**Stored records:**
-----

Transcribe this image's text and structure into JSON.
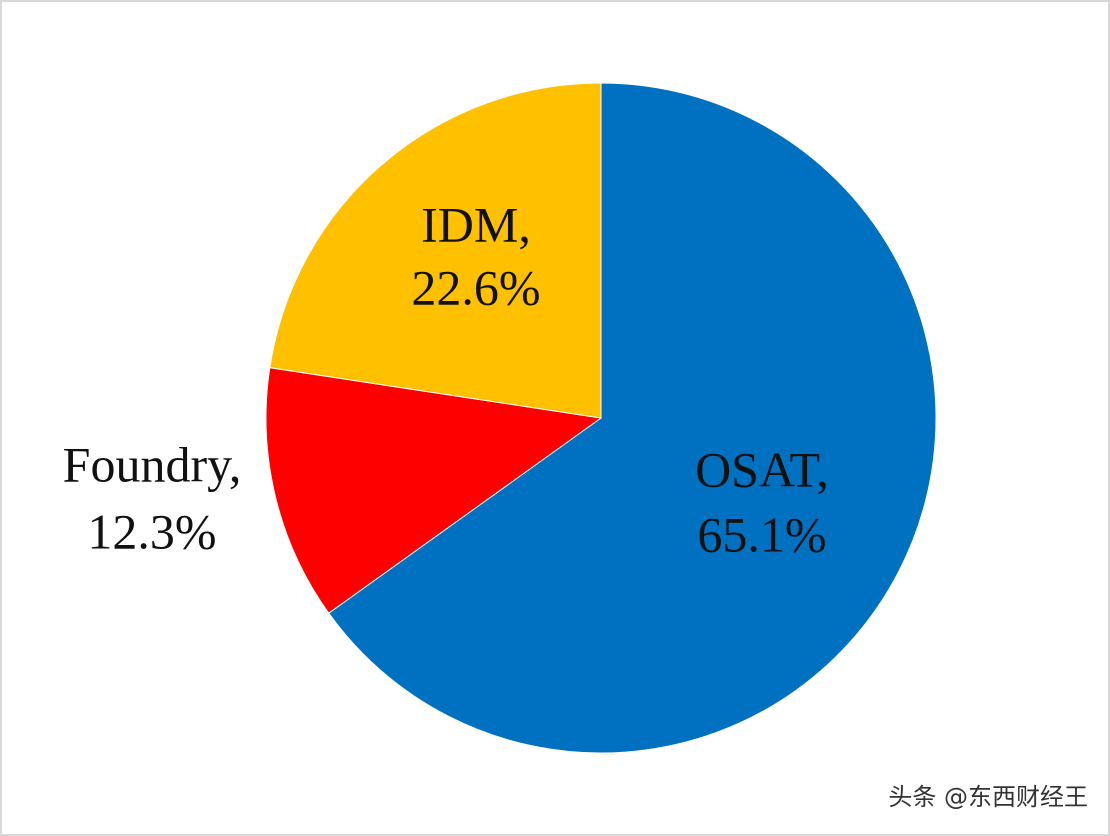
{
  "chart_data": {
    "type": "pie",
    "categories": [
      "OSAT,",
      "Foundry,",
      "IDM,"
    ],
    "values": [
      65.1,
      12.3,
      22.6
    ],
    "value_labels": [
      "65.1%",
      "12.3%",
      "22.6%"
    ],
    "colors": [
      "#0070c0",
      "#ff0000",
      "#ffc000"
    ]
  },
  "watermark": "头条 @东西财经王"
}
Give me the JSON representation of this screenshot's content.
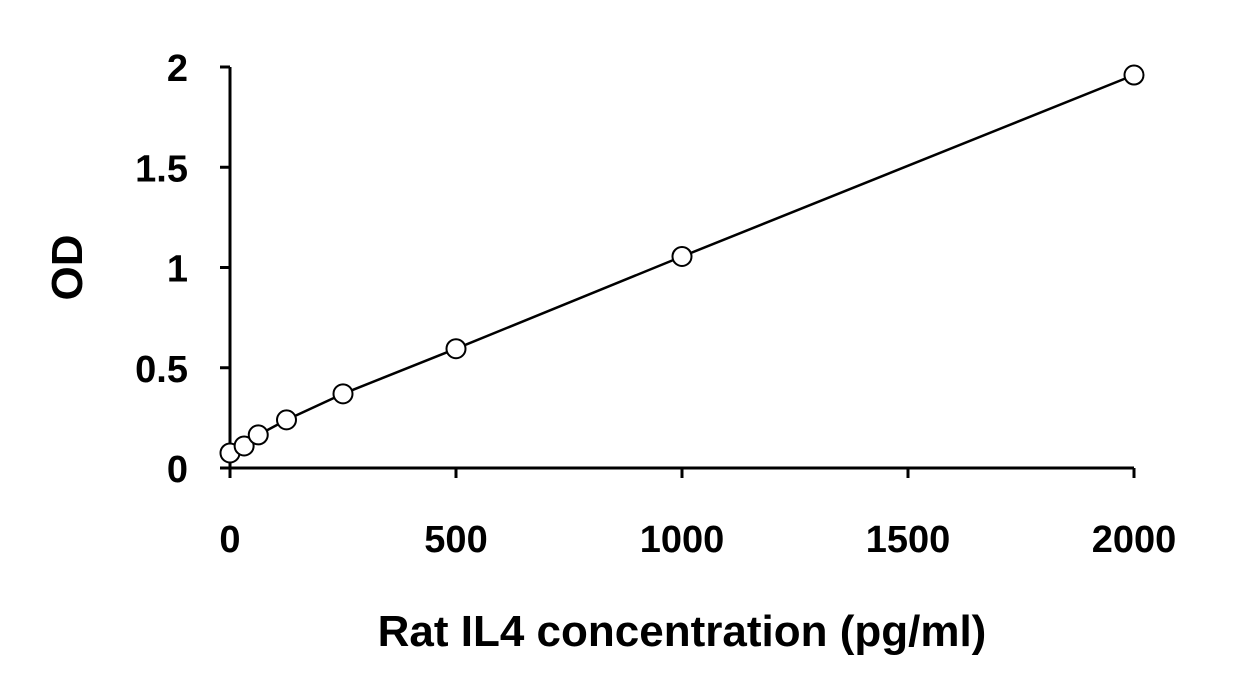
{
  "chart_data": {
    "type": "scatter",
    "xlabel": "Rat IL4 concentration (pg/ml)",
    "ylabel": "OD",
    "xlim": [
      0,
      2000
    ],
    "ylim": [
      0,
      2
    ],
    "x_ticks": [
      0,
      500,
      1000,
      1500,
      2000
    ],
    "x_tick_labels": [
      "0",
      "500",
      "1000",
      "1500",
      "2000"
    ],
    "y_ticks": [
      0,
      0.5,
      1,
      1.5,
      2
    ],
    "y_tick_labels": [
      "0",
      "0.5",
      "1",
      "1.5",
      "2"
    ],
    "grid": false,
    "legend": "none",
    "trendline": true,
    "colors": {
      "line": "#000000",
      "marker_fill": "#ffffff",
      "marker_stroke": "#000000"
    },
    "x": [
      0,
      31.25,
      62.5,
      125,
      250,
      500,
      1000,
      2000
    ],
    "y": [
      0.075,
      0.11,
      0.165,
      0.24,
      0.37,
      0.595,
      1.055,
      1.96
    ]
  }
}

-----

**Problem to work on:** Take each line of the material that contains the word "JSON" and list it.

**Final result:**
Transcribe this image's text and structure into JSON.
Give me the JSON representation of this screenshot's content.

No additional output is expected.